**Exercise description**
Below is a block of records; return all of them exactly, but without the images.

>> START Extracted entries

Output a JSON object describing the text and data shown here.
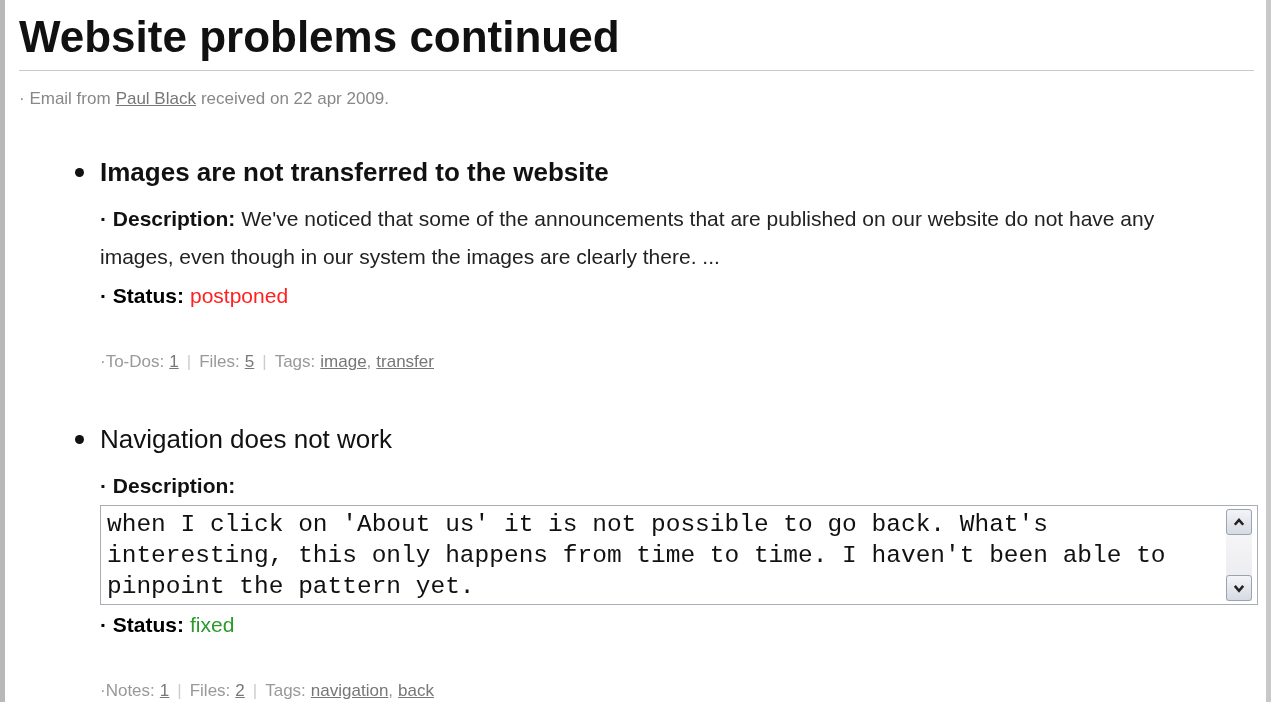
{
  "title": "Website problems continued",
  "source": [
    {
      "kind": "text",
      "text": "· Email from"
    },
    {
      "kind": "link",
      "text": "Paul Black"
    },
    {
      "kind": "text",
      "text": "received on 22 apr 2009."
    }
  ],
  "issues": [
    {
      "title": "Images are not transferred to the website",
      "description_label": "· Description:",
      "kind": "text",
      "description": "We've noticed that some of the announcements that are published on our website do not have any images, even though in our system the images are clearly there. ...",
      "status_label": "· Status:",
      "status": {
        "text": "postponed",
        "color": "#ff2020"
      },
      "meta": [
        {
          "kind": "text",
          "text": "·To-Dos:"
        },
        {
          "kind": "link",
          "text": "1"
        },
        {
          "kind": "sep",
          "text": "|"
        },
        {
          "kind": "text",
          "text": "Files:"
        },
        {
          "kind": "link",
          "text": "5"
        },
        {
          "kind": "sep",
          "text": "|"
        },
        {
          "kind": "text",
          "text": "Tags:"
        },
        {
          "kind": "link",
          "text": "image"
        },
        {
          "kind": "punct",
          "text": ","
        },
        {
          "kind": "link",
          "text": "transfer"
        }
      ]
    },
    {
      "title": "Navigation does not work",
      "description_label": "· Description:",
      "kind": "editor",
      "description": "when I click on 'About us' it is not possible to go back. What's interesting, this only happens from time to time. I haven't been able to pinpoint the pattern yet.",
      "status_label": "· Status:",
      "status": {
        "text": "fixed",
        "color": "#2a9a2a"
      },
      "meta": [
        {
          "kind": "text",
          "text": "·Notes:"
        },
        {
          "kind": "link",
          "text": "1"
        },
        {
          "kind": "sep",
          "text": "|"
        },
        {
          "kind": "text",
          "text": "Files:"
        },
        {
          "kind": "link",
          "text": "2"
        },
        {
          "kind": "sep",
          "text": "|"
        },
        {
          "kind": "text",
          "text": "Tags:"
        },
        {
          "kind": "link",
          "text": "navigation"
        },
        {
          "kind": "punct",
          "text": ","
        },
        {
          "kind": "link",
          "text": "back"
        }
      ]
    }
  ]
}
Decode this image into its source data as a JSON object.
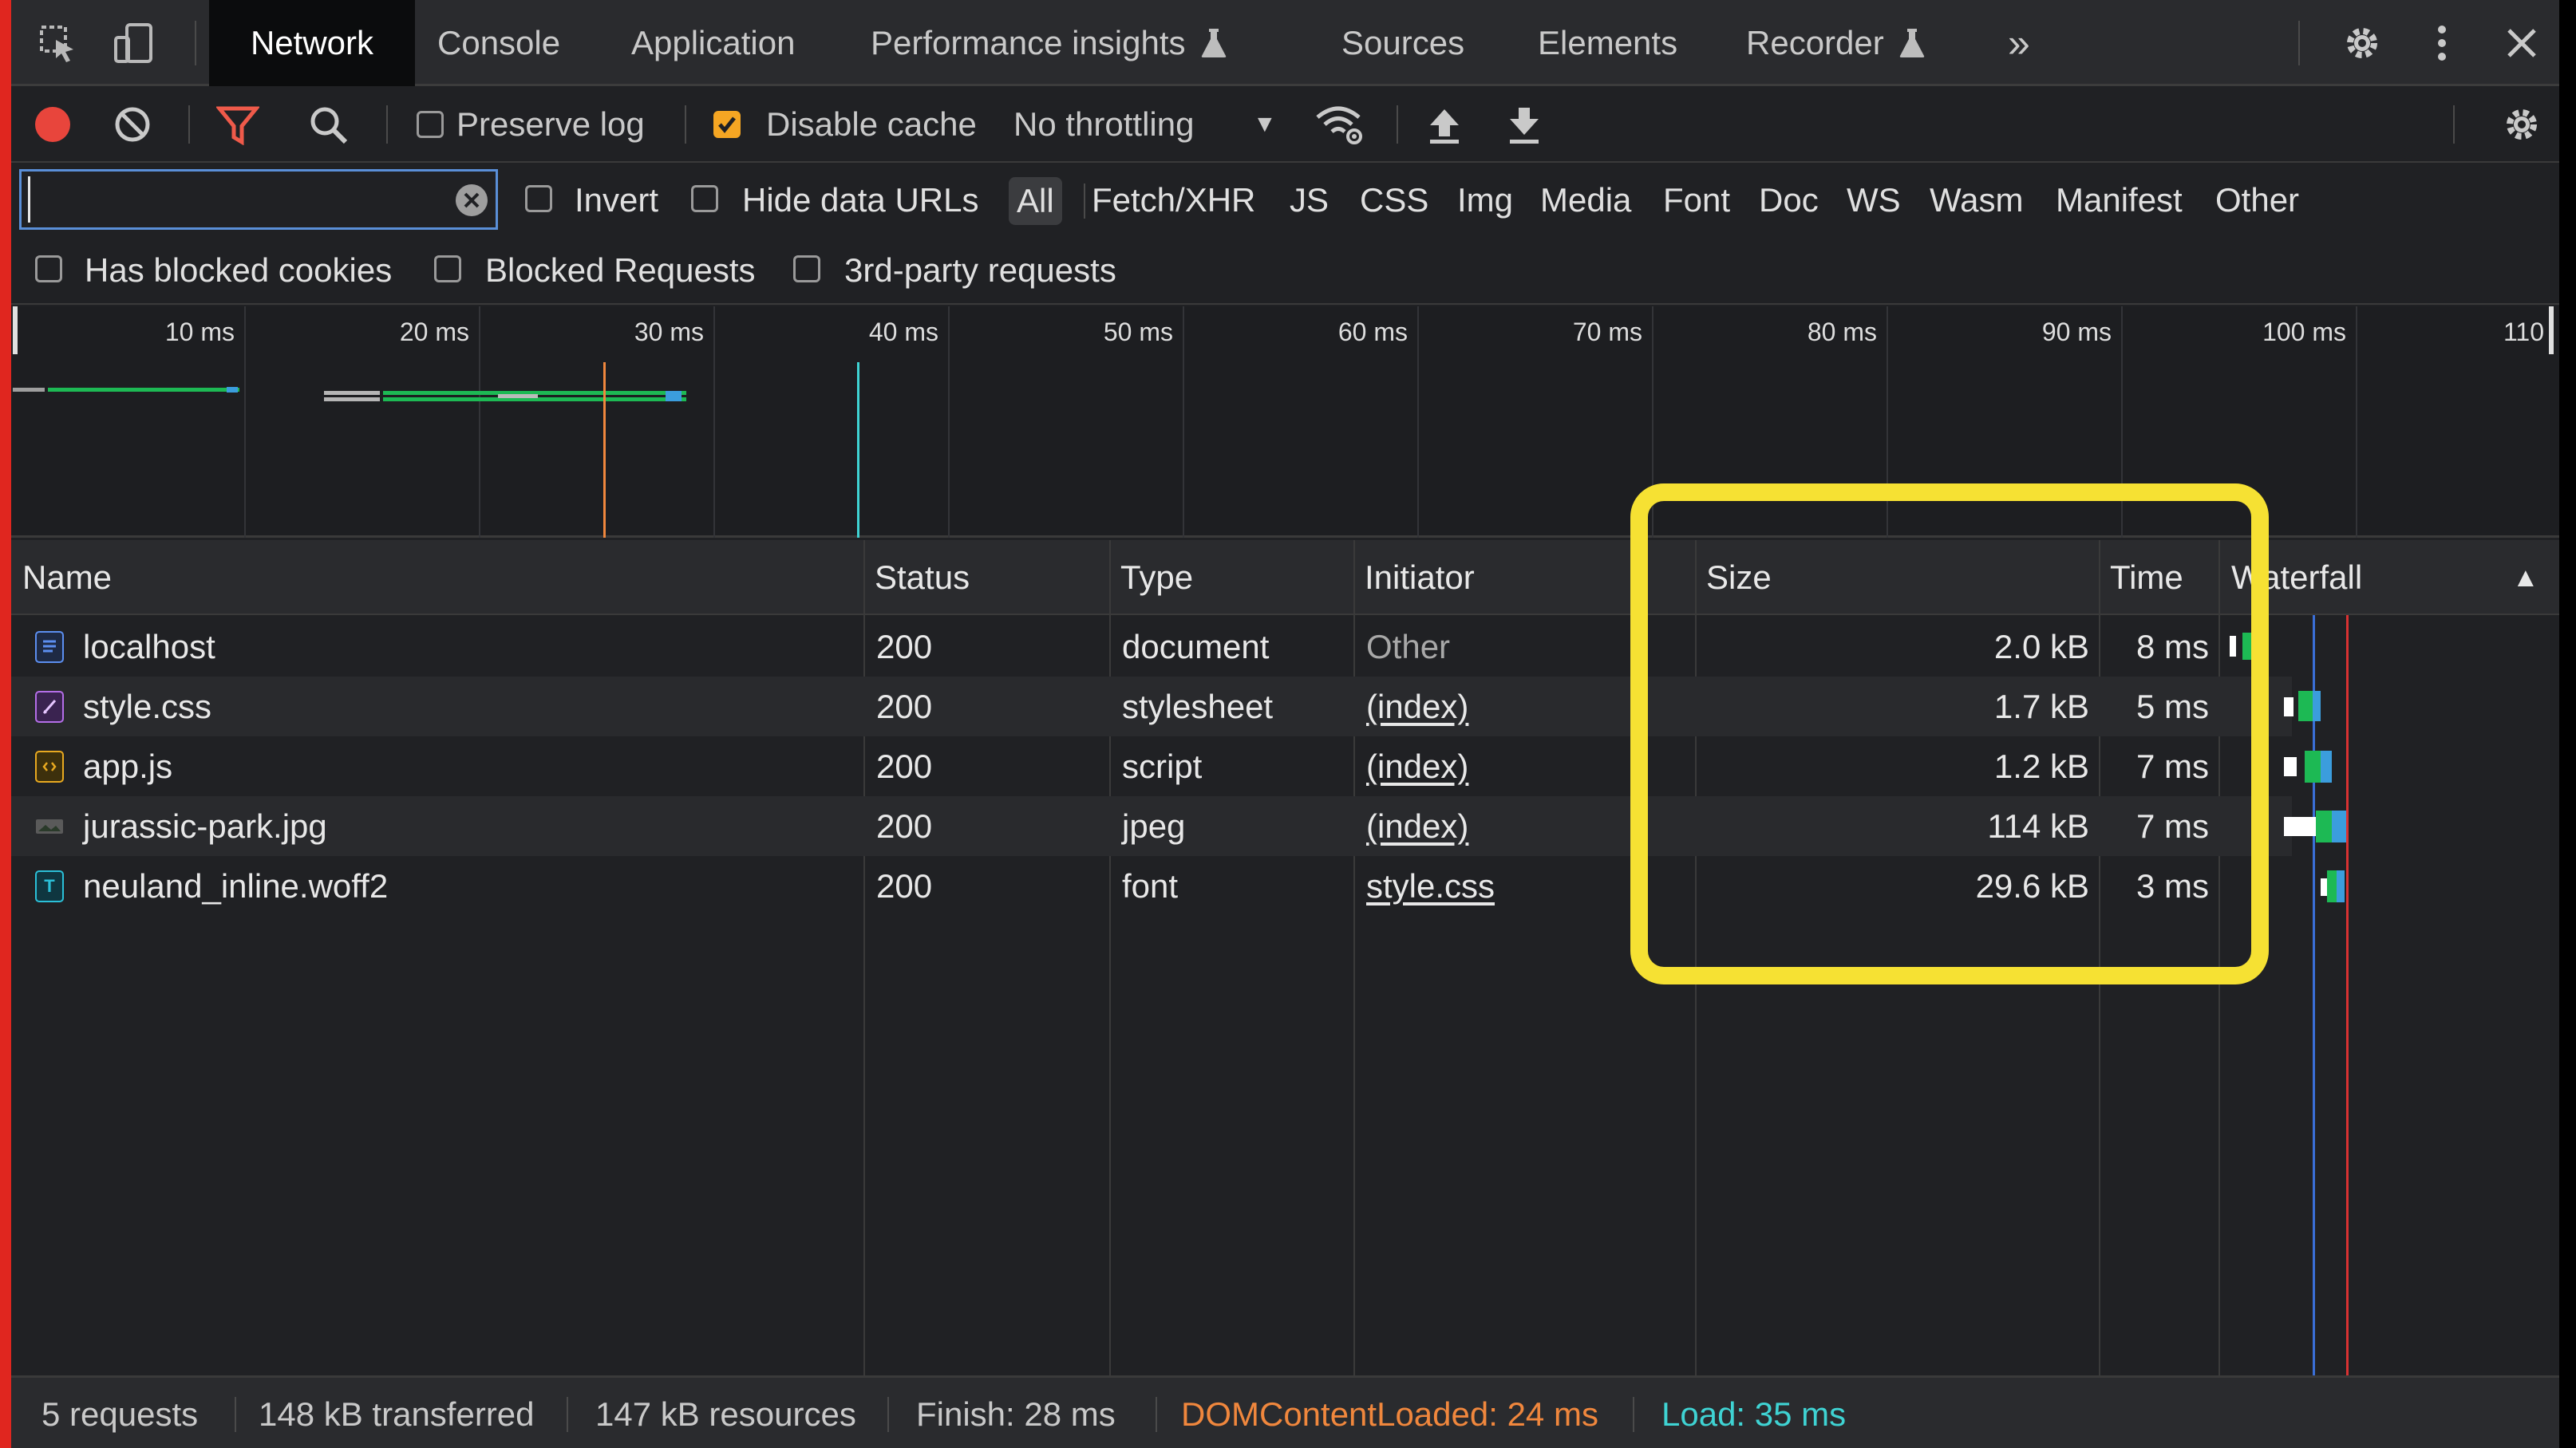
{
  "tabs": [
    {
      "label": "Network",
      "active": true
    },
    {
      "label": "Console"
    },
    {
      "label": "Application"
    },
    {
      "label": "Performance insights"
    },
    {
      "label": "Sources"
    },
    {
      "label": "Elements"
    },
    {
      "label": "Recorder"
    }
  ],
  "tabs_more": "»",
  "toolbar": {
    "preserve_log": "Preserve log",
    "disable_cache": "Disable cache",
    "throttling": "No throttling",
    "throttling_arrow": "▼"
  },
  "filter": {
    "placeholder": "",
    "invert": "Invert",
    "hide_data_urls": "Hide data URLs",
    "types": [
      "All",
      "Fetch/XHR",
      "JS",
      "CSS",
      "Img",
      "Media",
      "Font",
      "Doc",
      "WS",
      "Wasm",
      "Manifest",
      "Other"
    ],
    "has_blocked_cookies": "Has blocked cookies",
    "blocked_requests": "Blocked Requests",
    "third_party": "3rd-party requests"
  },
  "overview": {
    "ticks": [
      "10 ms",
      "20 ms",
      "30 ms",
      "40 ms",
      "50 ms",
      "60 ms",
      "70 ms",
      "80 ms",
      "90 ms",
      "100 ms",
      "110"
    ]
  },
  "table": {
    "headers": {
      "name": "Name",
      "status": "Status",
      "type": "Type",
      "initiator": "Initiator",
      "size": "Size",
      "time": "Time",
      "waterfall": "Waterfall",
      "sort_arrow": "▲"
    },
    "rows": [
      {
        "name": "localhost",
        "status": "200",
        "type": "document",
        "initiator": "Other",
        "size": "2.0 kB",
        "time": "8 ms",
        "icon": "document-icon"
      },
      {
        "name": "style.css",
        "status": "200",
        "type": "stylesheet",
        "initiator": "(index)",
        "size": "1.7 kB",
        "time": "5 ms",
        "icon": "stylesheet-icon"
      },
      {
        "name": "app.js",
        "status": "200",
        "type": "script",
        "initiator": "(index)",
        "size": "1.2 kB",
        "time": "7 ms",
        "icon": "script-icon"
      },
      {
        "name": "jurassic-park.jpg",
        "status": "200",
        "type": "jpeg",
        "initiator": "(index)",
        "size": "114 kB",
        "time": "7 ms",
        "icon": "image-icon"
      },
      {
        "name": "neuland_inline.woff2",
        "status": "200",
        "type": "font",
        "initiator": "style.css",
        "size": "29.6 kB",
        "time": "3 ms",
        "icon": "font-icon"
      }
    ]
  },
  "status": {
    "requests": "5 requests",
    "transferred": "148 kB transferred",
    "resources": "147 kB resources",
    "finish": "Finish: 28 ms",
    "dom_content_loaded": "DOMContentLoaded: 24 ms",
    "load": "Load: 35 ms"
  },
  "colors": {
    "highlight": "#f6e133",
    "record": "#e8453c",
    "dcl": "#f0873d",
    "load": "#3fd3d3",
    "checked": "#f5a623"
  }
}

>> END Extracted entries

**Response to this task**
Output a JSON object describing the text and data shown here.
{
  "title": "Website problems continued",
  "source": [
    {
      "kind": "text",
      "text": "· Email from"
    },
    {
      "kind": "link",
      "text": "Paul Black"
    },
    {
      "kind": "text",
      "text": "received on 22 apr 2009."
    }
  ],
  "issues": [
    {
      "title": "Images are not transferred to the website",
      "description_label": "· Description:",
      "kind": "text",
      "description": "We've noticed that some of the announcements that are published on our website do not have any images, even though in our system the images are clearly there. ...",
      "status_label": "· Status:",
      "status": {
        "text": "postponed",
        "color": "#ff2020"
      },
      "meta": [
        {
          "kind": "text",
          "text": "·To-Dos:"
        },
        {
          "kind": "link",
          "text": "1"
        },
        {
          "kind": "sep",
          "text": "|"
        },
        {
          "kind": "text",
          "text": "Files:"
        },
        {
          "kind": "link",
          "text": "5"
        },
        {
          "kind": "sep",
          "text": "|"
        },
        {
          "kind": "text",
          "text": "Tags:"
        },
        {
          "kind": "link",
          "text": "image"
        },
        {
          "kind": "punct",
          "text": ","
        },
        {
          "kind": "link",
          "text": "transfer"
        }
      ]
    },
    {
      "title": "Navigation does not work",
      "description_label": "· Description:",
      "kind": "editor",
      "description": "when I click on 'About us' it is not possible to go back. What's interesting, this only happens from time to time. I haven't been able to pinpoint the pattern yet.",
      "status_label": "· Status:",
      "status": {
        "text": "fixed",
        "color": "#2a9a2a"
      },
      "meta": [
        {
          "kind": "text",
          "text": "·Notes:"
        },
        {
          "kind": "link",
          "text": "1"
        },
        {
          "kind": "sep",
          "text": "|"
        },
        {
          "kind": "text",
          "text": "Files:"
        },
        {
          "kind": "link",
          "text": "2"
        },
        {
          "kind": "sep",
          "text": "|"
        },
        {
          "kind": "text",
          "text": "Tags:"
        },
        {
          "kind": "link",
          "text": "navigation"
        },
        {
          "kind": "punct",
          "text": ","
        },
        {
          "kind": "link",
          "text": "back"
        }
      ]
    }
  ]
}
Decode this image into its source data as a JSON object.
{
  "tabs": [
    {
      "label": "Network",
      "active": true
    },
    {
      "label": "Console"
    },
    {
      "label": "Application"
    },
    {
      "label": "Performance insights"
    },
    {
      "label": "Sources"
    },
    {
      "label": "Elements"
    },
    {
      "label": "Recorder"
    }
  ],
  "tabs_more": "»",
  "toolbar": {
    "preserve_log": "Preserve log",
    "disable_cache": "Disable cache",
    "throttling": "No throttling",
    "throttling_arrow": "▼"
  },
  "filter": {
    "placeholder": "",
    "invert": "Invert",
    "hide_data_urls": "Hide data URLs",
    "types": [
      "All",
      "Fetch/XHR",
      "JS",
      "CSS",
      "Img",
      "Media",
      "Font",
      "Doc",
      "WS",
      "Wasm",
      "Manifest",
      "Other"
    ],
    "has_blocked_cookies": "Has blocked cookies",
    "blocked_requests": "Blocked Requests",
    "third_party": "3rd-party requests"
  },
  "overview": {
    "ticks": [
      "10 ms",
      "20 ms",
      "30 ms",
      "40 ms",
      "50 ms",
      "60 ms",
      "70 ms",
      "80 ms",
      "90 ms",
      "100 ms",
      "110"
    ]
  },
  "table": {
    "headers": {
      "name": "Name",
      "status": "Status",
      "type": "Type",
      "initiator": "Initiator",
      "size": "Size",
      "time": "Time",
      "waterfall": "Waterfall",
      "sort_arrow": "▲"
    },
    "rows": [
      {
        "name": "localhost",
        "status": "200",
        "type": "document",
        "initiator": "Other",
        "size": "2.0 kB",
        "time": "8 ms",
        "icon": "document-icon"
      },
      {
        "name": "style.css",
        "status": "200",
        "type": "stylesheet",
        "initiator": "(index)",
        "size": "1.7 kB",
        "time": "5 ms",
        "icon": "stylesheet-icon"
      },
      {
        "name": "app.js",
        "status": "200",
        "type": "script",
        "initiator": "(index)",
        "size": "1.2 kB",
        "time": "7 ms",
        "icon": "script-icon"
      },
      {
        "name": "jurassic-park.jpg",
        "status": "200",
        "type": "jpeg",
        "initiator": "(index)",
        "size": "114 kB",
        "time": "7 ms",
        "icon": "image-icon"
      },
      {
        "name": "neuland_inline.woff2",
        "status": "200",
        "type": "font",
        "initiator": "style.css",
        "size": "29.6 kB",
        "time": "3 ms",
        "icon": "font-icon"
      }
    ]
  },
  "status": {
    "requests": "5 requests",
    "transferred": "148 kB transferred",
    "resources": "147 kB resources",
    "finish": "Finish: 28 ms",
    "dom_content_loaded": "DOMContentLoaded: 24 ms",
    "load": "Load: 35 ms"
  },
  "colors": {
    "highlight": "#f6e133",
    "record": "#e8453c",
    "dcl": "#f0873d",
    "load": "#3fd3d3",
    "checked": "#f5a623"
  }
}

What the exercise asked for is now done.